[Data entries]

-*-

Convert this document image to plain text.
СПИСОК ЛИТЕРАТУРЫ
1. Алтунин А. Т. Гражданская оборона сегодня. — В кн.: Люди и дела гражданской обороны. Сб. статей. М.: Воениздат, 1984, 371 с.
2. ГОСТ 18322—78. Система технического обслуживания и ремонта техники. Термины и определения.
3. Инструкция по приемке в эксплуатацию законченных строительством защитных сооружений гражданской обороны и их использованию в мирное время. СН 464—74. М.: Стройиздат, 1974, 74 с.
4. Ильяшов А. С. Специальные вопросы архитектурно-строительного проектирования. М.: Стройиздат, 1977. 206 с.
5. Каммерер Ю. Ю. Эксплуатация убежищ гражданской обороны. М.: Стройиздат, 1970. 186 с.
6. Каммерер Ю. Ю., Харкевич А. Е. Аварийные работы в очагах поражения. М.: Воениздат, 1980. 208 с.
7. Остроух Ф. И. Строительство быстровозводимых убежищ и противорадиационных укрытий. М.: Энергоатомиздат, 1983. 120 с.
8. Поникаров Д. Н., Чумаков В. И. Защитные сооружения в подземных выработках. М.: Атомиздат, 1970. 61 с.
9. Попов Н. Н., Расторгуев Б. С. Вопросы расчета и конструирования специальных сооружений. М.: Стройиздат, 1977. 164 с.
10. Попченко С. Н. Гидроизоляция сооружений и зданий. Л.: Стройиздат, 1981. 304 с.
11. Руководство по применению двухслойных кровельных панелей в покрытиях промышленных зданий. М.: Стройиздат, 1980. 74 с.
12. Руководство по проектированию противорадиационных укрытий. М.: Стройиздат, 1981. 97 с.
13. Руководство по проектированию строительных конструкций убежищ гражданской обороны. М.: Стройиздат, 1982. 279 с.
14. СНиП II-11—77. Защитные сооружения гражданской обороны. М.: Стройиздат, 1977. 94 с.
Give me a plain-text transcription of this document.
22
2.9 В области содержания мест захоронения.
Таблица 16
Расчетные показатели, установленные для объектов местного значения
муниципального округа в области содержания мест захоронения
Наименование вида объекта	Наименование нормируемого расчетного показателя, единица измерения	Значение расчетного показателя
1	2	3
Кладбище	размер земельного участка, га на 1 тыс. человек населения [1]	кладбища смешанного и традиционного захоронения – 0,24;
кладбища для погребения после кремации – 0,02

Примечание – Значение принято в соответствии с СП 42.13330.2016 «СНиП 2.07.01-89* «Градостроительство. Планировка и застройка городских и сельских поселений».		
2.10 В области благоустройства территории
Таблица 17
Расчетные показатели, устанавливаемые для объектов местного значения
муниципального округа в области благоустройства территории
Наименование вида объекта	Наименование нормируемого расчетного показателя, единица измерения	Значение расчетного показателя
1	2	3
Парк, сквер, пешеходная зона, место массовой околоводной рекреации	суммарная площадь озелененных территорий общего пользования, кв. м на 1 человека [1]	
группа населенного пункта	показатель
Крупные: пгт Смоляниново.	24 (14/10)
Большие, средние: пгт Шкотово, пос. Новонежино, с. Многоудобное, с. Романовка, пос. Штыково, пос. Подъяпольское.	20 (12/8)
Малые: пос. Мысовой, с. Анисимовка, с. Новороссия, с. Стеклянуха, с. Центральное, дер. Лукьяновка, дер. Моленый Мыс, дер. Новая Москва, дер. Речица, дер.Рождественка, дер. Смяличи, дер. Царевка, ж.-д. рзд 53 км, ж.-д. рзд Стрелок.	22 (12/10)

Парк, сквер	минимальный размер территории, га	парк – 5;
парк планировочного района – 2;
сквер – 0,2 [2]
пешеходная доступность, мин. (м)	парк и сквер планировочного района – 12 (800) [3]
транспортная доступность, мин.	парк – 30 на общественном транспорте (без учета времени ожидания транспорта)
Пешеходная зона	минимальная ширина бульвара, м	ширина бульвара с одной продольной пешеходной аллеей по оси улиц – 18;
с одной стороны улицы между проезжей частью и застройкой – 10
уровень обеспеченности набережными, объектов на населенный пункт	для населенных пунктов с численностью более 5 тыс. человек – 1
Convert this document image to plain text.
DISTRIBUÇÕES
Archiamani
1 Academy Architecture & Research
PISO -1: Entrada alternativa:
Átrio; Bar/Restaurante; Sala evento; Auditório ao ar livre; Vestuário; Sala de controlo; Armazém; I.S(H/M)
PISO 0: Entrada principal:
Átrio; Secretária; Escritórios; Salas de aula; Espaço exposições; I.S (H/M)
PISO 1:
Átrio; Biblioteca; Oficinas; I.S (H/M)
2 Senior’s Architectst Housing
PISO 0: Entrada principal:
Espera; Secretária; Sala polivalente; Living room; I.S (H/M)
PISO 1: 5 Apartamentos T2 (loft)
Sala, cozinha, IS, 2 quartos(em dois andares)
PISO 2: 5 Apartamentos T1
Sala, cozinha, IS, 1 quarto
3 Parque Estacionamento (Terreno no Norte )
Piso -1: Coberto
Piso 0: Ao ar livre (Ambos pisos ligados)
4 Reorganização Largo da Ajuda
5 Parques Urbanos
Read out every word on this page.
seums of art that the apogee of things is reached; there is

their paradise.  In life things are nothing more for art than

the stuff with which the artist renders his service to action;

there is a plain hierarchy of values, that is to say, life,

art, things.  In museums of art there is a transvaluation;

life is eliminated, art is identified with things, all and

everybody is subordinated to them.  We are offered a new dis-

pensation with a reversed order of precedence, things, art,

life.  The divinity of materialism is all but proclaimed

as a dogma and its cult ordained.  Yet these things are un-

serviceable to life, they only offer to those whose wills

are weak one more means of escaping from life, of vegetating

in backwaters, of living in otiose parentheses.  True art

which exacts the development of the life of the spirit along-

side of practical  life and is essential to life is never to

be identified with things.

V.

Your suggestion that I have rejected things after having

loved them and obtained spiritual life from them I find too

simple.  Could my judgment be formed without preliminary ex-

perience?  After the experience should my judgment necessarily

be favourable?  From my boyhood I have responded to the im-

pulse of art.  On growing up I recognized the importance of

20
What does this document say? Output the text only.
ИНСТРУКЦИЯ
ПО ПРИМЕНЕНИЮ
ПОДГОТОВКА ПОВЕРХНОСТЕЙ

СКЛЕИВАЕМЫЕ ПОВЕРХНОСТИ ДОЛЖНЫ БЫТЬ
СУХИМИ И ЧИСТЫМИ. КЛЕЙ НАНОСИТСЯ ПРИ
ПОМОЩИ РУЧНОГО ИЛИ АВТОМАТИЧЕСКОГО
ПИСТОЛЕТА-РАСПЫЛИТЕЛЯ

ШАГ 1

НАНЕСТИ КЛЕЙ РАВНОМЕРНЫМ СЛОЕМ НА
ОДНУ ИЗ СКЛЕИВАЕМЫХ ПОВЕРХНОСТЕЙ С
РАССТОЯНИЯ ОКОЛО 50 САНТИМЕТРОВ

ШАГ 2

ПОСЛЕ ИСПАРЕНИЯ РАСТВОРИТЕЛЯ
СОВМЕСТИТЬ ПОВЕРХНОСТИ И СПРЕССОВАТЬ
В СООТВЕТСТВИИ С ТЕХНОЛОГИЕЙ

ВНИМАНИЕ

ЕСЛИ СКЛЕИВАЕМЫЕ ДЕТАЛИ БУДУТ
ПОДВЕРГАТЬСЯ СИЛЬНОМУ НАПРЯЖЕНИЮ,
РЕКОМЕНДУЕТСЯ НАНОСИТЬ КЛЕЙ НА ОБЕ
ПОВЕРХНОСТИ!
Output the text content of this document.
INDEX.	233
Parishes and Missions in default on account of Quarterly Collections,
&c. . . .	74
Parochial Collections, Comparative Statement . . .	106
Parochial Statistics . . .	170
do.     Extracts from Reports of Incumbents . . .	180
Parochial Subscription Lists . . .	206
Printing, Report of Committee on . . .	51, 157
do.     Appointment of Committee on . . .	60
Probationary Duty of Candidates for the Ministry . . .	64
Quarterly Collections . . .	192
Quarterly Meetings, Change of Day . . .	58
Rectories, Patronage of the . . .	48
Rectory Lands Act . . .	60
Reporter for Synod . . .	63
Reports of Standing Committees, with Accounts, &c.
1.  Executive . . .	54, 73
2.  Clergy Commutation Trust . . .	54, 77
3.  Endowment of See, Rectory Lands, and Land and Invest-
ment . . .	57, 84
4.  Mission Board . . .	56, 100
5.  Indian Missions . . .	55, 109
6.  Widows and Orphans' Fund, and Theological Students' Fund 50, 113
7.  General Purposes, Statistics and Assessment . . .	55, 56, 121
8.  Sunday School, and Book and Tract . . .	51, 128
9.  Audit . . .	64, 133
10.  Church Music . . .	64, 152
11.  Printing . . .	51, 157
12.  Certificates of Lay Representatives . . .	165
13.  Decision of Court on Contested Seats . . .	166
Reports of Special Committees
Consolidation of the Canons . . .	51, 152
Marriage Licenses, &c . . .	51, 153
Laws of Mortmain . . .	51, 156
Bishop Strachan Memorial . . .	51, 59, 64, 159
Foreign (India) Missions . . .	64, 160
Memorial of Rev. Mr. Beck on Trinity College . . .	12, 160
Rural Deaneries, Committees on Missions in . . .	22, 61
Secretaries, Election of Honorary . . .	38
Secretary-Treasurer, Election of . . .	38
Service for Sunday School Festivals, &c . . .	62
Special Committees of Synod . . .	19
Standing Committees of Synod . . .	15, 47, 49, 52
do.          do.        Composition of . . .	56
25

-*-

__THE REQUEST__: Copy each line of the listing that includes "things".

__FINISHED TASK__:
seums of art that the apogee of things is reached; there is
their paradise.  In life things are nothing more for art than
art, things.  In museums of art there is a transvaluation;
life is eliminated, art is identified with things, all and
pensation with a reversed order of precedence, things, art,
as a dogma and its cult ordained.  Yet these things are un-
be identified with things.
Your suggestion that I have rejected things after having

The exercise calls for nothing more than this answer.